Task to carry out
Show every line where "move" occurs.

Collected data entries
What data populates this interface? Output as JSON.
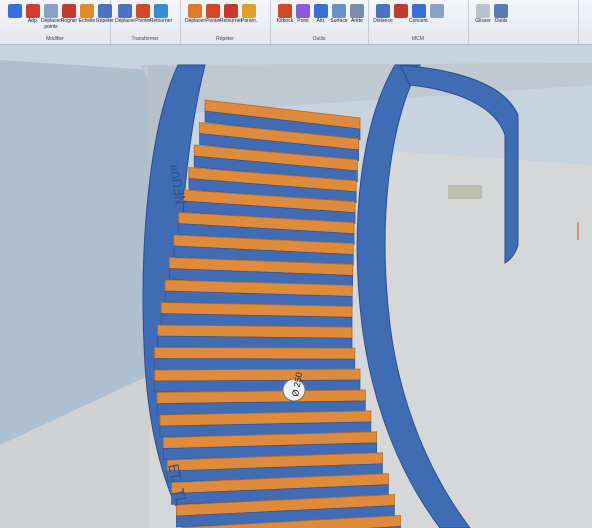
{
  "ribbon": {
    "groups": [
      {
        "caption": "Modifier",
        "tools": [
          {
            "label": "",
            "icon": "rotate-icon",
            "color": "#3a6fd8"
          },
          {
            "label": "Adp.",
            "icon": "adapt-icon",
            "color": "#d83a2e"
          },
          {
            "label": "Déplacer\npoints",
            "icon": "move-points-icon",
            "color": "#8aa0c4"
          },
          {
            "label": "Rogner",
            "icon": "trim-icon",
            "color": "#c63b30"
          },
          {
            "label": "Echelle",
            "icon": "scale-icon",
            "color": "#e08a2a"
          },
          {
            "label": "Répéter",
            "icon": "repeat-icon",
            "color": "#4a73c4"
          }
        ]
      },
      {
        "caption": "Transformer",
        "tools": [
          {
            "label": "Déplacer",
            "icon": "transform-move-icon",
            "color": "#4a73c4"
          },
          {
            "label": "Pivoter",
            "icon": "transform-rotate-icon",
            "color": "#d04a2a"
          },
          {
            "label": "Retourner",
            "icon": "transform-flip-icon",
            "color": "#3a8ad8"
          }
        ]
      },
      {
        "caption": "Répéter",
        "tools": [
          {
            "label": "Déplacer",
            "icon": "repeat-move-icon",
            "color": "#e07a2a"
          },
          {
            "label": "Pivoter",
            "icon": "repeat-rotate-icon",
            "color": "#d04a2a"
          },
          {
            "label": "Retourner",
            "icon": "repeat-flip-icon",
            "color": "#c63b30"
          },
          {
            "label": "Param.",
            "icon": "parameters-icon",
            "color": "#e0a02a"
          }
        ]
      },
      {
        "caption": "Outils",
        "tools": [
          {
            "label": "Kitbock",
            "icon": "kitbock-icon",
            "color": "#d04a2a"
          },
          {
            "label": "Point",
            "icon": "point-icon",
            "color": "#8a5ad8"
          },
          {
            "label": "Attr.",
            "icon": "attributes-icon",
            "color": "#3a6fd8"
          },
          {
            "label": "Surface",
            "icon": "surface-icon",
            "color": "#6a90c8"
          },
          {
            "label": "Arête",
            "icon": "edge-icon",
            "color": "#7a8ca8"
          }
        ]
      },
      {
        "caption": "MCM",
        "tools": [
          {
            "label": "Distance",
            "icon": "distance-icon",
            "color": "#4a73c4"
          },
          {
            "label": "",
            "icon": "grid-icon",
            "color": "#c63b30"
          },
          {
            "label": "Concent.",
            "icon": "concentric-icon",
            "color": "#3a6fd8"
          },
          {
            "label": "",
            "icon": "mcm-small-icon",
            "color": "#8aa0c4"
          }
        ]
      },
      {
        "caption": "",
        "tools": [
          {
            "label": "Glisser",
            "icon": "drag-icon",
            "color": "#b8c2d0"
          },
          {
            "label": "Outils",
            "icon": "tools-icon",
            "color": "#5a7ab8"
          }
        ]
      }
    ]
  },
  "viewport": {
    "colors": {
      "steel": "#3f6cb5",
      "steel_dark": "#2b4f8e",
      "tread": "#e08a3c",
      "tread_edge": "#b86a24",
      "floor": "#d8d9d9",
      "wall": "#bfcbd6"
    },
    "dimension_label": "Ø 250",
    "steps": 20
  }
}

...

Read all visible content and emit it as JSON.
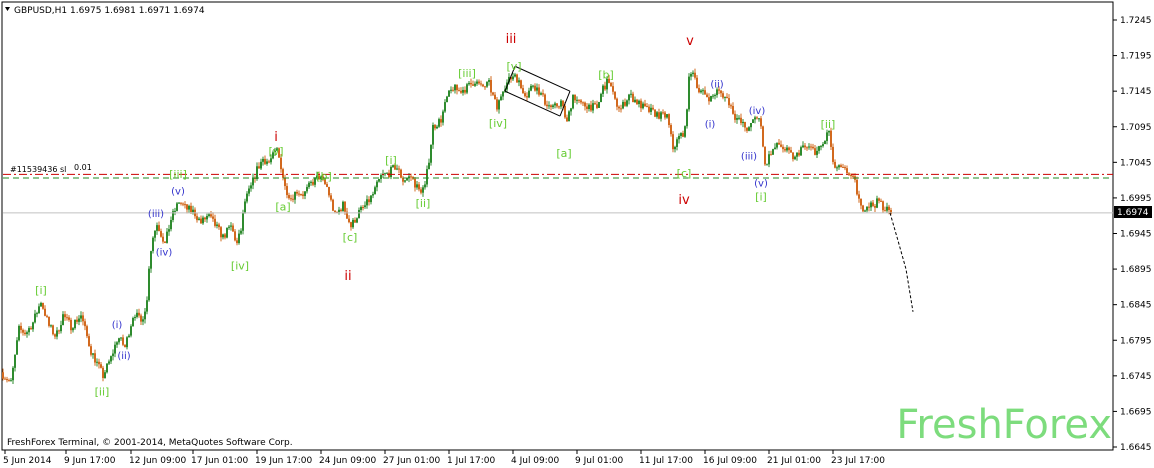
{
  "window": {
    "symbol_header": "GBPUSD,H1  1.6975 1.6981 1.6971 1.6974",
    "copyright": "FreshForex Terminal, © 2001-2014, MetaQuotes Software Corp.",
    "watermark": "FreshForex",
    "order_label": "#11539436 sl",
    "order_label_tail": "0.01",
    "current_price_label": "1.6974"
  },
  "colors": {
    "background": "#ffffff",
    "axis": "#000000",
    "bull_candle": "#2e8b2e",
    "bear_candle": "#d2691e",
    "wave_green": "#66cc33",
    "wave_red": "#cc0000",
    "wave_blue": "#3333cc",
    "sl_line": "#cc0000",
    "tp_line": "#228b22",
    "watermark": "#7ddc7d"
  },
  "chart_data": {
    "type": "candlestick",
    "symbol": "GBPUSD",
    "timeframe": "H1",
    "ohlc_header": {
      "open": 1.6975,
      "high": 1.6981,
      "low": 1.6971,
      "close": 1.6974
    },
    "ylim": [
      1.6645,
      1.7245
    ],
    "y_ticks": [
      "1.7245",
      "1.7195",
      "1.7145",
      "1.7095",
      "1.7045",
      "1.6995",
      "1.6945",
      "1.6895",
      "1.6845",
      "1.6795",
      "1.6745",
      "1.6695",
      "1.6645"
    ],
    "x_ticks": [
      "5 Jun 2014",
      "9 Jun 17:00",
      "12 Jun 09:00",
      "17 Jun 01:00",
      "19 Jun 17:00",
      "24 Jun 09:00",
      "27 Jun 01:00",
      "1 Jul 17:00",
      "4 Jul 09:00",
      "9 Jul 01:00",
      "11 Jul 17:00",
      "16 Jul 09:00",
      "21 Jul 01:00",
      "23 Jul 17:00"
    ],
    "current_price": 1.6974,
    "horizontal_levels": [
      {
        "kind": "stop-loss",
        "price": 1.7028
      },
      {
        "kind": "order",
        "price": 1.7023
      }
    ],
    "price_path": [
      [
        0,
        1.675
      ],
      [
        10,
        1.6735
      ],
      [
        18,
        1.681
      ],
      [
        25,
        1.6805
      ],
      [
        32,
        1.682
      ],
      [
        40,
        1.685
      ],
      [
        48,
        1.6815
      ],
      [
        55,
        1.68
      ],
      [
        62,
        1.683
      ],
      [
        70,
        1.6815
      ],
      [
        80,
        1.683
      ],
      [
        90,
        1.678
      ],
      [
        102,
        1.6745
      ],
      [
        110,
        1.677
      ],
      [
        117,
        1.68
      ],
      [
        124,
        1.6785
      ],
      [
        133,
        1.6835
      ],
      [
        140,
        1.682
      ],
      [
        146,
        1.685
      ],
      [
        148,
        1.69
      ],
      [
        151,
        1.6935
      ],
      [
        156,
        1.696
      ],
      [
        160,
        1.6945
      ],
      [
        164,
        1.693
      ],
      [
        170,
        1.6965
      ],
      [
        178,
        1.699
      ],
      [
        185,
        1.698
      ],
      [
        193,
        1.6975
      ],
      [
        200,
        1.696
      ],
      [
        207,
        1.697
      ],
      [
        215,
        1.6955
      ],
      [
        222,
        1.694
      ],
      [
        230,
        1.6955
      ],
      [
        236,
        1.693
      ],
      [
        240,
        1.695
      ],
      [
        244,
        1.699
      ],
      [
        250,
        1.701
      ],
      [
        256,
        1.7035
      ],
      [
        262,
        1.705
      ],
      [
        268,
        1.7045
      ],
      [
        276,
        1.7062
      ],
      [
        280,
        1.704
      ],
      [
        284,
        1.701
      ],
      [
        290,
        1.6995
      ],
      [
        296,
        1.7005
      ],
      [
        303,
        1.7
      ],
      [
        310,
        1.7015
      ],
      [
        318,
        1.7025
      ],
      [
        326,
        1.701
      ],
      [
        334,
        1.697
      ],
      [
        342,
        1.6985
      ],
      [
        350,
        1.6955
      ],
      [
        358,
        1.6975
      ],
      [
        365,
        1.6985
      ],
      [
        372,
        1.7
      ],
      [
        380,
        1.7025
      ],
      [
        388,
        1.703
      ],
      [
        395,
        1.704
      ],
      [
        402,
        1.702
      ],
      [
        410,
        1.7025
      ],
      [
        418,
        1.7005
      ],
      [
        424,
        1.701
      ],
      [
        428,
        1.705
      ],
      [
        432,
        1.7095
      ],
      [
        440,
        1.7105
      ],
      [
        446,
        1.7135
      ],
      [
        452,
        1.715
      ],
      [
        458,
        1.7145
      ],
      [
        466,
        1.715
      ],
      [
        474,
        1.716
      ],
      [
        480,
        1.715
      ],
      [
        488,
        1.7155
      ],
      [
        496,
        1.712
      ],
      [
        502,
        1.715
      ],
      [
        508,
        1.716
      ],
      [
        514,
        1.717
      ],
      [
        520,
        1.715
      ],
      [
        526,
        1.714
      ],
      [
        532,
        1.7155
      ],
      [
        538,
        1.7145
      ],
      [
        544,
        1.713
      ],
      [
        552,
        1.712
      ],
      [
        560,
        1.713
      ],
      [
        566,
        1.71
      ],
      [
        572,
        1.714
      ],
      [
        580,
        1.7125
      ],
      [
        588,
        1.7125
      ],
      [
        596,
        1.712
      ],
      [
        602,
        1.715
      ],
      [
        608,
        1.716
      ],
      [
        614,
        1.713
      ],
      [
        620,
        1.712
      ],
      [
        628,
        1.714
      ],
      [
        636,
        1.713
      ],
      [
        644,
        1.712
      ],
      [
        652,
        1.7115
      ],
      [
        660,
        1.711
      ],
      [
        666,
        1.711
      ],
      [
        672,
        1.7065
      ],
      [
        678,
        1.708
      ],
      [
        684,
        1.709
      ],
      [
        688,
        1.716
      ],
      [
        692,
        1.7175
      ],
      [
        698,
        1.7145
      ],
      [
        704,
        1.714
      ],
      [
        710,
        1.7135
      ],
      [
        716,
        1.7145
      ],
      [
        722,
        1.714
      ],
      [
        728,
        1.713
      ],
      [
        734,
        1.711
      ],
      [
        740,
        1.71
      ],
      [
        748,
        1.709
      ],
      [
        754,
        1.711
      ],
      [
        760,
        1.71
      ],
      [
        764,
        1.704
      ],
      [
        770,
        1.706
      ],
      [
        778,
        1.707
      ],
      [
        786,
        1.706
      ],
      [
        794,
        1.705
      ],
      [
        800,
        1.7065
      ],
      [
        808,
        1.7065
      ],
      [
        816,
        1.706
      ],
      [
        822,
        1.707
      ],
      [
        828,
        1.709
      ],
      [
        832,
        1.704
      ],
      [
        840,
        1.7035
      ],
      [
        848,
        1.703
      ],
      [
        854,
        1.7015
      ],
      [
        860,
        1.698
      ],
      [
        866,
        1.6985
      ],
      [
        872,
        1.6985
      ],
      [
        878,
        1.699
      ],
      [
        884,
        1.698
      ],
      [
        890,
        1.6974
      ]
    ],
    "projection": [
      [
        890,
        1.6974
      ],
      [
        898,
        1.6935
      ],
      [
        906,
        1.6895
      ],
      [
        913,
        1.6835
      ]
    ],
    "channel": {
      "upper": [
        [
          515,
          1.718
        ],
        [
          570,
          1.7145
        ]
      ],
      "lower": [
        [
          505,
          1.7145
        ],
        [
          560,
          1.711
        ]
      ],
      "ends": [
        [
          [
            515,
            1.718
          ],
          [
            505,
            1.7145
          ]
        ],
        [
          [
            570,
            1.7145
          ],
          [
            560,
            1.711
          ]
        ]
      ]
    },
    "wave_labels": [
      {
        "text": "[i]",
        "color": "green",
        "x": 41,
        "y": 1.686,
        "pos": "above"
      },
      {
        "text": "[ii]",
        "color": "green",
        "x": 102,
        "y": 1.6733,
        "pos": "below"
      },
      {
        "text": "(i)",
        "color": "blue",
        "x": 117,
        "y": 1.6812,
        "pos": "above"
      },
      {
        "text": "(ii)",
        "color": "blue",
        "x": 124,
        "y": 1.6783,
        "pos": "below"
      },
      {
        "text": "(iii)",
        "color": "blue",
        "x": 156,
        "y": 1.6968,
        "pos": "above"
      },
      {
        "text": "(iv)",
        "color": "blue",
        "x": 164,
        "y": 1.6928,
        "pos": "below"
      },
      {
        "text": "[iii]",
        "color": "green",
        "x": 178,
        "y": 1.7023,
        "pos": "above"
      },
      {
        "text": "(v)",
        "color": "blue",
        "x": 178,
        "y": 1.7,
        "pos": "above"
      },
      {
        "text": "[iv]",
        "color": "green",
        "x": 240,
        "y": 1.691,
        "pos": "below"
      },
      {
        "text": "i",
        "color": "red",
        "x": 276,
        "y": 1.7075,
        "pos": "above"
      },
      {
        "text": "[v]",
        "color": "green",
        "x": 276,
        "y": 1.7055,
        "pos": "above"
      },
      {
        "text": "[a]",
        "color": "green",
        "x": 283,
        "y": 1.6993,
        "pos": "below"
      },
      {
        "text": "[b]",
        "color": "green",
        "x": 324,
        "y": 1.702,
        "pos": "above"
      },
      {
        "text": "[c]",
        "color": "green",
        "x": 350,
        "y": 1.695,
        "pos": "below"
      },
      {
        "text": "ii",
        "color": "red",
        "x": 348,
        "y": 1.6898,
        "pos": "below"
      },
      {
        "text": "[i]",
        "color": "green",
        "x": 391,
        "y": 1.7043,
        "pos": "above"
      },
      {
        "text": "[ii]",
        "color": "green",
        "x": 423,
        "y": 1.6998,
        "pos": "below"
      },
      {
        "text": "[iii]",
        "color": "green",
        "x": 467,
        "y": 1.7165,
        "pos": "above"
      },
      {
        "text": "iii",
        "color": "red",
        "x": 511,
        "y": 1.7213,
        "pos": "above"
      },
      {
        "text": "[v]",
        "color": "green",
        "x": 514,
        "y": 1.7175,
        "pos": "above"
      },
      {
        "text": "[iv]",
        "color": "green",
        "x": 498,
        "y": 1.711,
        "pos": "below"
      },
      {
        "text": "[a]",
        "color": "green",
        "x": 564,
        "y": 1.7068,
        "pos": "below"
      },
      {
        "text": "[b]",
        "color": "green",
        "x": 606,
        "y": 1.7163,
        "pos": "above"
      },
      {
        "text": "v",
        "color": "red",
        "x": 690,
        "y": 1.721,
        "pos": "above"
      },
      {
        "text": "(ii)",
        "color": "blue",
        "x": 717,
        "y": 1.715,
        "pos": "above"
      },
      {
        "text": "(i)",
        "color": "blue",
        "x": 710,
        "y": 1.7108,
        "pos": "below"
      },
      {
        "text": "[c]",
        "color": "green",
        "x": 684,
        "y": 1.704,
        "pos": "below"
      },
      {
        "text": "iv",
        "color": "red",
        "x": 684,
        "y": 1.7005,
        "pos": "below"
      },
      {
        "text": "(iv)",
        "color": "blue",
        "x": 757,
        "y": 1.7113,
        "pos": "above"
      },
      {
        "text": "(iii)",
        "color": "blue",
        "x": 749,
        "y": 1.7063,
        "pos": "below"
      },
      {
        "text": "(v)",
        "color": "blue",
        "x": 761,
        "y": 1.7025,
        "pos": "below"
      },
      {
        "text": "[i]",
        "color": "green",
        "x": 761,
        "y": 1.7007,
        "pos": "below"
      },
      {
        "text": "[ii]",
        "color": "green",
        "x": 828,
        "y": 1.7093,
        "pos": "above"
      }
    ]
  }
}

--

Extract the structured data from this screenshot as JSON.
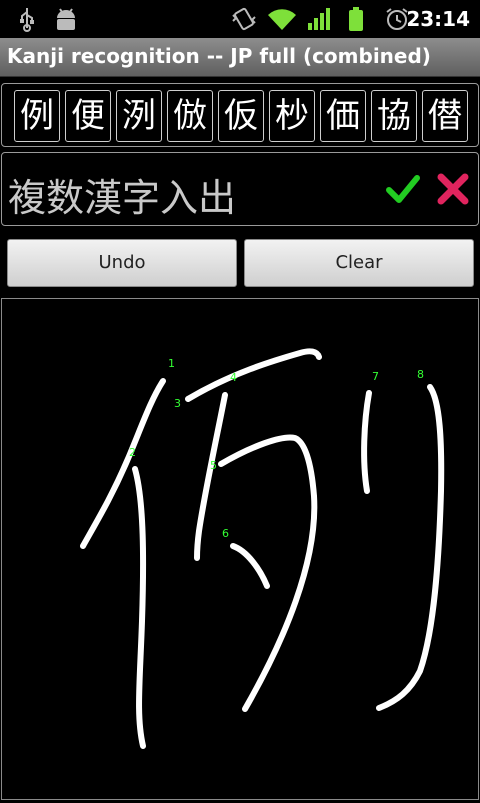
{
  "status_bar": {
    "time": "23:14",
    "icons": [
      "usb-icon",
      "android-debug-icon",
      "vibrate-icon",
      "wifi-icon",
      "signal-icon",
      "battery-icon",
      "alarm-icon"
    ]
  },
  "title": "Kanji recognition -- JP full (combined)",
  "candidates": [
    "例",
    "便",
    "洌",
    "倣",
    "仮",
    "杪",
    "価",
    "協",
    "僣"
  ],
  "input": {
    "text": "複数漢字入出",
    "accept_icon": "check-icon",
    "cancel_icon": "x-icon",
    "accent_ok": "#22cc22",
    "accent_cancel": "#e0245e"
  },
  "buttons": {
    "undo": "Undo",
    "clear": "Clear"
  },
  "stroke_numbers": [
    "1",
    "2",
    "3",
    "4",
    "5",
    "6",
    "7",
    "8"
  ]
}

Result of this exercise
            "icon": "move-points-icon",
            "icon": "transform-move-icon",
            "icon": "repeat-move-icon",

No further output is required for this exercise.